Task goal
Copy all the data exactly, except the pictures.

Data to process
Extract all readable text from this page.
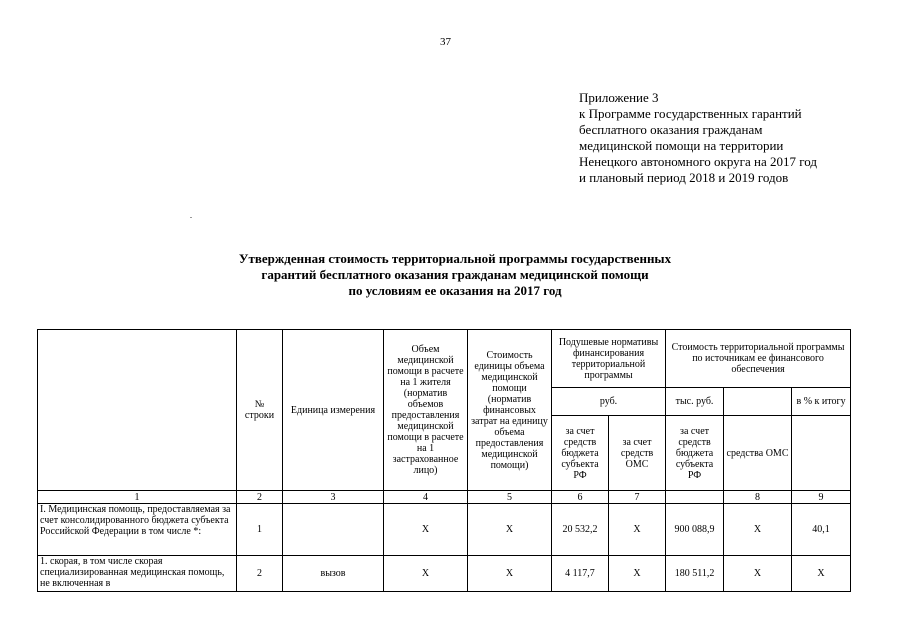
37
Приложение 3
к Программе государственных гарантий
бесплатного оказания гражданам
медицинской помощи на территории
Ненецкого автономного округа на 2017 год
и плановый период 2018 и 2019 годов
Утвержденная стоимость территориальной программы государственных
гарантий бесплатного оказания гражданам медицинской помощи
по условиям ее оказания на 2017 год
	№ строки	Единица измерения	Объем медицинской помощи в расчете на 1 жителя (норматив объемов предоставления медицинской помощи в расчете на 1 застрахованное лицо)	Стоимость единицы объема медицинской помощи (норматив финансовых затрат на единицу объема предоставления медицинской помощи)	Подушевые нормативы финансирования территориальной программы		Стоимость территориальной программы по источникам ее финансового обеспечения		
					руб.		тыс. руб.		в % к итогу
					за счет средств бюджета субъекта РФ	за счет средств ОМС	за счет средств бюджета субъекта РФ	средства ОМС	
1	2	3	4	5	6	7		8	9
I. Медицинская помощь, предоставляемая за счет консолидированного бюджета субъекта Российской Федерации в том числе *:	1		X	X	20 532,2	X	900 088,9	X	40,1
1. скорая, в том числе скорая специализированная медицинская помощь, не включенная в	2	вызов	X	X	4 117,7	X	180 511,2	X	X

Task output
Extract all readable text from this page.
37
Приложение 3
к Программе государственных гарантий
бесплатного оказания гражданам
медицинской помощи на территории
Ненецкого автономного округа на 2017 год
и плановый период 2018 и 2019 годов
Утвержденная стоимость территориальной программы государственных
гарантий бесплатного оказания гражданам медицинской помощи
по условиям ее оказания на 2017 год
	№ строки	Единица измерения	Объем медицинской помощи в расчете на 1 жителя (норматив объемов предоставления медицинской помощи в расчете на 1 застрахованное лицо)	Стоимость единицы объема медицинской помощи (норматив финансовых затрат на единицу объема предоставления медицинской помощи)	Подушевые нормативы финансирования территориальной программы		Стоимость территориальной программы по источникам ее финансового обеспечения		
					руб.		тыс. руб.		в % к итогу
					за счет средств бюджета субъекта РФ	за счет средств ОМС	за счет средств бюджета субъекта РФ	средства ОМС	
1	2	3	4	5	6	7		8	9
I. Медицинская помощь, предоставляемая за счет консолидированного бюджета субъекта Российской Федерации в том числе *:	1		X	X	20 532,2	X	900 088,9	X	40,1
1. скорая, в том числе скорая специализированная медицинская помощь, не включенная в	2	вызов	X	X	4 117,7	X	180 511,2	X	X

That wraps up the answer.